◆ THE REQUEST
Print out every record exactly as it appears.

[Dataset items]

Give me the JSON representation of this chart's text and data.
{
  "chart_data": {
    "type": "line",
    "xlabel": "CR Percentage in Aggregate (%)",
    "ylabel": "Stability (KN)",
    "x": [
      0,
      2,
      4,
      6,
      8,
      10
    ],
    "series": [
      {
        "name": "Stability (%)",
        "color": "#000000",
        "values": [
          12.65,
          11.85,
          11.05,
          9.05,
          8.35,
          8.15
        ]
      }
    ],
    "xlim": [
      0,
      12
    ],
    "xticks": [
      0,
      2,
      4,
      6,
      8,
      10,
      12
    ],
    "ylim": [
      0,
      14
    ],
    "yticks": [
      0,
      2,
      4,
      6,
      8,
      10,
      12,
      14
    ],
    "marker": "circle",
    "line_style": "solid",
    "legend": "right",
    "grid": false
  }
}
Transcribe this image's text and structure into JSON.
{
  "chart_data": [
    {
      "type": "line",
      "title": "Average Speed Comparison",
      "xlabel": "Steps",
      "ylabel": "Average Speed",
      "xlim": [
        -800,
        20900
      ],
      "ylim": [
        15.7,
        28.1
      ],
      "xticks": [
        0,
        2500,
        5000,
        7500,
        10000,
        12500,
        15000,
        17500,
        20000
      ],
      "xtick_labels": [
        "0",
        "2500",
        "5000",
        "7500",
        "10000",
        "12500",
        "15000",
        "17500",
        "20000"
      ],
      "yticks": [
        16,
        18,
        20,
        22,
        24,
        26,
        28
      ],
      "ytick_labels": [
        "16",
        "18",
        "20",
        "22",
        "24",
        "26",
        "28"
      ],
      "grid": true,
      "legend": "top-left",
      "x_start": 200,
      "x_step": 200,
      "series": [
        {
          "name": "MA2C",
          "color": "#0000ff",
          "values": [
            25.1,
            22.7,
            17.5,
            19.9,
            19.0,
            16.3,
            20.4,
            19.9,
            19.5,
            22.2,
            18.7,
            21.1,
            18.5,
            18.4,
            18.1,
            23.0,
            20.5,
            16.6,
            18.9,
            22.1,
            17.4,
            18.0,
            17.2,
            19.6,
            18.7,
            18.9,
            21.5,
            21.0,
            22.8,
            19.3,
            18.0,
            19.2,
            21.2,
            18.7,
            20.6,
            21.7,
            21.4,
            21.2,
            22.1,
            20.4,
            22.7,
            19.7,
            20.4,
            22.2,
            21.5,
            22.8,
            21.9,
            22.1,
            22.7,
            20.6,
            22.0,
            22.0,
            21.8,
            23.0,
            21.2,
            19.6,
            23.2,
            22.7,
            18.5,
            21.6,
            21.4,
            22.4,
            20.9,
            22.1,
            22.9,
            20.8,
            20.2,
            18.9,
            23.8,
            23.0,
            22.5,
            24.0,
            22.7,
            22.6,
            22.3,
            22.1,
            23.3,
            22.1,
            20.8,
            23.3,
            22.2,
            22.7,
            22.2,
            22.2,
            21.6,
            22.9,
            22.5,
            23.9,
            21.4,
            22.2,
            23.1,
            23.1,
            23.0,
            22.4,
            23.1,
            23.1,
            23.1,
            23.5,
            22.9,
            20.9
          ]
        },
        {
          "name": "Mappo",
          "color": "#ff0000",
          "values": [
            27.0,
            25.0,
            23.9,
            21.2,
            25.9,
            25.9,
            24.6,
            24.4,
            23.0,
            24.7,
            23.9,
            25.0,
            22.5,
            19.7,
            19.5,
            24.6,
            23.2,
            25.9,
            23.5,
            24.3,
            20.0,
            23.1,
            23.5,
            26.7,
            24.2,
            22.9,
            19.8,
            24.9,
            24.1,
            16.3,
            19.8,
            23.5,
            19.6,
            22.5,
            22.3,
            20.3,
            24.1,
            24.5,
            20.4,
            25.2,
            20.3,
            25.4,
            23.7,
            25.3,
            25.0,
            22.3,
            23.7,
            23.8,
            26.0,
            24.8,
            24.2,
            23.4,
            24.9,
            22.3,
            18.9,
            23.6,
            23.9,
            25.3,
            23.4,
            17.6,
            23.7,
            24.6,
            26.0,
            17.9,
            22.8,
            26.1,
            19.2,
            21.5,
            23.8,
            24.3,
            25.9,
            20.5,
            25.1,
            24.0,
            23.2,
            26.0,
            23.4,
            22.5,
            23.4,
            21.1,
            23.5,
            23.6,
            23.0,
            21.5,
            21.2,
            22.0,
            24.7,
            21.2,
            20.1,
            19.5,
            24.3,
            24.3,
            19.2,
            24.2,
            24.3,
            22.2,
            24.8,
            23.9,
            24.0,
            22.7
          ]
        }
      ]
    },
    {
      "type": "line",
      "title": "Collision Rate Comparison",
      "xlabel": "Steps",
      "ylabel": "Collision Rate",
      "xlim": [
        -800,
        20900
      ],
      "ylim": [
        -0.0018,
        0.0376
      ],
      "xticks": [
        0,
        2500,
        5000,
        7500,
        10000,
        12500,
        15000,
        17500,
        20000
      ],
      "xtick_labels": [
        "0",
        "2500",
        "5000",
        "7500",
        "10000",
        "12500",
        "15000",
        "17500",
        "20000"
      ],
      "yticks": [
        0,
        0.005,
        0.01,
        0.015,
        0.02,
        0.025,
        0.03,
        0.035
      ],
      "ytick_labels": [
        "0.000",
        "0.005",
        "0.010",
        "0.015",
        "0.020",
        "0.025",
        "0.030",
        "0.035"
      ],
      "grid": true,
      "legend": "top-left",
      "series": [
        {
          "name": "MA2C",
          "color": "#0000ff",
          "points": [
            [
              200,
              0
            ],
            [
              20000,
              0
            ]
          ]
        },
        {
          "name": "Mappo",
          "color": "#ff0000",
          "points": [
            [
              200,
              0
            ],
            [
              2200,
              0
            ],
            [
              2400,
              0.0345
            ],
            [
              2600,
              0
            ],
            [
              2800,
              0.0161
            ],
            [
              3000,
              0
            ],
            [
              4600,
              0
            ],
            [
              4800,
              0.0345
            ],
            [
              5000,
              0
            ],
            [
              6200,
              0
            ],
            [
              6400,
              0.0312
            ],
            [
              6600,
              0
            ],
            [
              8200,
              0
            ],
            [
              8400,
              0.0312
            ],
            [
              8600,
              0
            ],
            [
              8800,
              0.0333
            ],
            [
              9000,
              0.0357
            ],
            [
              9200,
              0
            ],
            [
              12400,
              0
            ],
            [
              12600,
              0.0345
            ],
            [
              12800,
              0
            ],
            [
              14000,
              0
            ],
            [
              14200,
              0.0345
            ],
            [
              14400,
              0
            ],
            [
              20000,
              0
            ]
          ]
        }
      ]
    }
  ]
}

◆ TASK SOLUTION
Give me the JSON representation of this chart's text and data.
{
  "chart_data": {
    "type": "line",
    "xlabel": "CR Percentage in Aggregate (%)",
    "ylabel": "Stability (KN)",
    "x": [
      0,
      2,
      4,
      6,
      8,
      10
    ],
    "series": [
      {
        "name": "Stability (%)",
        "color": "#000000",
        "values": [
          12.65,
          11.85,
          11.05,
          9.05,
          8.35,
          8.15
        ]
      }
    ],
    "xlim": [
      0,
      12
    ],
    "xticks": [
      0,
      2,
      4,
      6,
      8,
      10,
      12
    ],
    "ylim": [
      0,
      14
    ],
    "yticks": [
      0,
      2,
      4,
      6,
      8,
      10,
      12,
      14
    ],
    "marker": "circle",
    "line_style": "solid",
    "legend": "right",
    "grid": false
  }
}
Transcribe this image's text and structure into JSON.
{
  "chart_data": [
    {
      "type": "line",
      "title": "Average Speed Comparison",
      "xlabel": "Steps",
      "ylabel": "Average Speed",
      "xlim": [
        -800,
        20900
      ],
      "ylim": [
        15.7,
        28.1
      ],
      "xticks": [
        0,
        2500,
        5000,
        7500,
        10000,
        12500,
        15000,
        17500,
        20000
      ],
      "xtick_labels": [
        "0",
        "2500",
        "5000",
        "7500",
        "10000",
        "12500",
        "15000",
        "17500",
        "20000"
      ],
      "yticks": [
        16,
        18,
        20,
        22,
        24,
        26,
        28
      ],
      "ytick_labels": [
        "16",
        "18",
        "20",
        "22",
        "24",
        "26",
        "28"
      ],
      "grid": true,
      "legend": "top-left",
      "x_start": 200,
      "x_step": 200,
      "series": [
        {
          "name": "MA2C",
          "color": "#0000ff",
          "values": [
            25.1,
            22.7,
            17.5,
            19.9,
            19.0,
            16.3,
            20.4,
            19.9,
            19.5,
            22.2,
            18.7,
            21.1,
            18.5,
            18.4,
            18.1,
            23.0,
            20.5,
            16.6,
            18.9,
            22.1,
            17.4,
            18.0,
            17.2,
            19.6,
            18.7,
            18.9,
            21.5,
            21.0,
            22.8,
            19.3,
            18.0,
            19.2,
            21.2,
            18.7,
            20.6,
            21.7,
            21.4,
            21.2,
            22.1,
            20.4,
            22.7,
            19.7,
            20.4,
            22.2,
            21.5,
            22.8,
            21.9,
            22.1,
            22.7,
            20.6,
            22.0,
            22.0,
            21.8,
            23.0,
            21.2,
            19.6,
            23.2,
            22.7,
            18.5,
            21.6,
            21.4,
            22.4,
            20.9,
            22.1,
            22.9,
            20.8,
            20.2,
            18.9,
            23.8,
            23.0,
            22.5,
            24.0,
            22.7,
            22.6,
            22.3,
            22.1,
            23.3,
            22.1,
            20.8,
            23.3,
            22.2,
            22.7,
            22.2,
            22.2,
            21.6,
            22.9,
            22.5,
            23.9,
            21.4,
            22.2,
            23.1,
            23.1,
            23.0,
            22.4,
            23.1,
            23.1,
            23.1,
            23.5,
            22.9,
            20.9
          ]
        },
        {
          "name": "Mappo",
          "color": "#ff0000",
          "values": [
            27.0,
            25.0,
            23.9,
            21.2,
            25.9,
            25.9,
            24.6,
            24.4,
            23.0,
            24.7,
            23.9,
            25.0,
            22.5,
            19.7,
            19.5,
            24.6,
            23.2,
            25.9,
            23.5,
            24.3,
            20.0,
            23.1,
            23.5,
            26.7,
            24.2,
            22.9,
            19.8,
            24.9,
            24.1,
            16.3,
            19.8,
            23.5,
            19.6,
            22.5,
            22.3,
            20.3,
            24.1,
            24.5,
            20.4,
            25.2,
            20.3,
            25.4,
            23.7,
            25.3,
            25.0,
            22.3,
            23.7,
            23.8,
            26.0,
            24.8,
            24.2,
            23.4,
            24.9,
            22.3,
            18.9,
            23.6,
            23.9,
            25.3,
            23.4,
            17.6,
            23.7,
            24.6,
            26.0,
            17.9,
            22.8,
            26.1,
            19.2,
            21.5,
            23.8,
            24.3,
            25.9,
            20.5,
            25.1,
            24.0,
            23.2,
            26.0,
            23.4,
            22.5,
            23.4,
            21.1,
            23.5,
            23.6,
            23.0,
            21.5,
            21.2,
            22.0,
            24.7,
            21.2,
            20.1,
            19.5,
            24.3,
            24.3,
            19.2,
            24.2,
            24.3,
            22.2,
            24.8,
            23.9,
            24.0,
            22.7
          ]
        }
      ]
    },
    {
      "type": "line",
      "title": "Collision Rate Comparison",
      "xlabel": "Steps",
      "ylabel": "Collision Rate",
      "xlim": [
        -800,
        20900
      ],
      "ylim": [
        -0.0018,
        0.0376
      ],
      "xticks": [
        0,
        2500,
        5000,
        7500,
        10000,
        12500,
        15000,
        17500,
        20000
      ],
      "xtick_labels": [
        "0",
        "2500",
        "5000",
        "7500",
        "10000",
        "12500",
        "15000",
        "17500",
        "20000"
      ],
      "yticks": [
        0,
        0.005,
        0.01,
        0.015,
        0.02,
        0.025,
        0.03,
        0.035
      ],
      "ytick_labels": [
        "0.000",
        "0.005",
        "0.010",
        "0.015",
        "0.020",
        "0.025",
        "0.030",
        "0.035"
      ],
      "grid": true,
      "legend": "top-left",
      "series": [
        {
          "name": "MA2C",
          "color": "#0000ff",
          "points": [
            [
              200,
              0
            ],
            [
              20000,
              0
            ]
          ]
        },
        {
          "name": "Mappo",
          "color": "#ff0000",
          "points": [
            [
              200,
              0
            ],
            [
              2200,
              0
            ],
            [
              2400,
              0.0345
            ],
            [
              2600,
              0
            ],
            [
              2800,
              0.0161
            ],
            [
              3000,
              0
            ],
            [
              4600,
              0
            ],
            [
              4800,
              0.0345
            ],
            [
              5000,
              0
            ],
            [
              6200,
              0
            ],
            [
              6400,
              0.0312
            ],
            [
              6600,
              0
            ],
            [
              8200,
              0
            ],
            [
              8400,
              0.0312
            ],
            [
              8600,
              0
            ],
            [
              8800,
              0.0333
            ],
            [
              9000,
              0.0357
            ],
            [
              9200,
              0
            ],
            [
              12400,
              0
            ],
            [
              12600,
              0.0345
            ],
            [
              12800,
              0
            ],
            [
              14000,
              0
            ],
            [
              14200,
              0.0345
            ],
            [
              14400,
              0
            ],
            [
              20000,
              0
            ]
          ]
        }
      ]
    }
  ]
}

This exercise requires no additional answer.